───── Records for this task ─────
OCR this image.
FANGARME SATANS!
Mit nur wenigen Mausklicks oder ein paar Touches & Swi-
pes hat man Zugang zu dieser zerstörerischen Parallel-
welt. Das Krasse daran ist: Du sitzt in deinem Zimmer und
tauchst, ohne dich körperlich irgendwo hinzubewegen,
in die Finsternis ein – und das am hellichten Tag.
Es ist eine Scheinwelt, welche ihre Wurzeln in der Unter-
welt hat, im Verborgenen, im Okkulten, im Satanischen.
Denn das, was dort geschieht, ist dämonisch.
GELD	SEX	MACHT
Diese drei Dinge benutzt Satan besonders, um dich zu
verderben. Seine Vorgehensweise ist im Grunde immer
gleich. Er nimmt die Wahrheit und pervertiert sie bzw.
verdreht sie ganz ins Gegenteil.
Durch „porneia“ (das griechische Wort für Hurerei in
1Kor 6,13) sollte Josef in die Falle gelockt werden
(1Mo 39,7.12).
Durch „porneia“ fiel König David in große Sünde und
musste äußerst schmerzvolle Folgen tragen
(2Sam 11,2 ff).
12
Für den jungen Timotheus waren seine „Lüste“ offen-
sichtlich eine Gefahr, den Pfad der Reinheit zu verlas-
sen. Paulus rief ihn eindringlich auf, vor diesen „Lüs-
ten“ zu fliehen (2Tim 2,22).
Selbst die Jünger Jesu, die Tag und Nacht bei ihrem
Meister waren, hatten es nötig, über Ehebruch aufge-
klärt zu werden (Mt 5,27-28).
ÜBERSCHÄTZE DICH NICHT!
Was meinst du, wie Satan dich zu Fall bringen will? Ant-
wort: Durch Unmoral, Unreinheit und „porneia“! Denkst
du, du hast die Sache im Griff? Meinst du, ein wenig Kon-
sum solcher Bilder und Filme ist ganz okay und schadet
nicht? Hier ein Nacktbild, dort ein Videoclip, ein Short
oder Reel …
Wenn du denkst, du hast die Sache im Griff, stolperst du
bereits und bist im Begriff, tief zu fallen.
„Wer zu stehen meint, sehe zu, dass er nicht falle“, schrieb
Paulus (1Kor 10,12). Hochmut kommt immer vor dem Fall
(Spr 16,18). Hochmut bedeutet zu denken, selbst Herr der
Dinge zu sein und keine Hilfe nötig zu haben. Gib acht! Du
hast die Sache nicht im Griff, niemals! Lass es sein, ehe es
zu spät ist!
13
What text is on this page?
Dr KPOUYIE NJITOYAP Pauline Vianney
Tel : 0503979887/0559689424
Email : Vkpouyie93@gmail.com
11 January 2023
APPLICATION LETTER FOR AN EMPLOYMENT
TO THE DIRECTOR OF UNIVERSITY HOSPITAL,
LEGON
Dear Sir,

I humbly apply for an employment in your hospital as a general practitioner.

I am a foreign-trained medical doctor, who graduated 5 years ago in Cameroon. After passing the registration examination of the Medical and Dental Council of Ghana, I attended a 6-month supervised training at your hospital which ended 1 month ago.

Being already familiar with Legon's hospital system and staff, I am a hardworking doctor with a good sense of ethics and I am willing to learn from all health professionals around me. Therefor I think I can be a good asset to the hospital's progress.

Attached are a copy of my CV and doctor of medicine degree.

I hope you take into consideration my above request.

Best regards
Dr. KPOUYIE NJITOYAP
─────
**What you are asked to do:**
Give the number of lines above that hold the word "doctor", and nothing more.

**Task output:**
3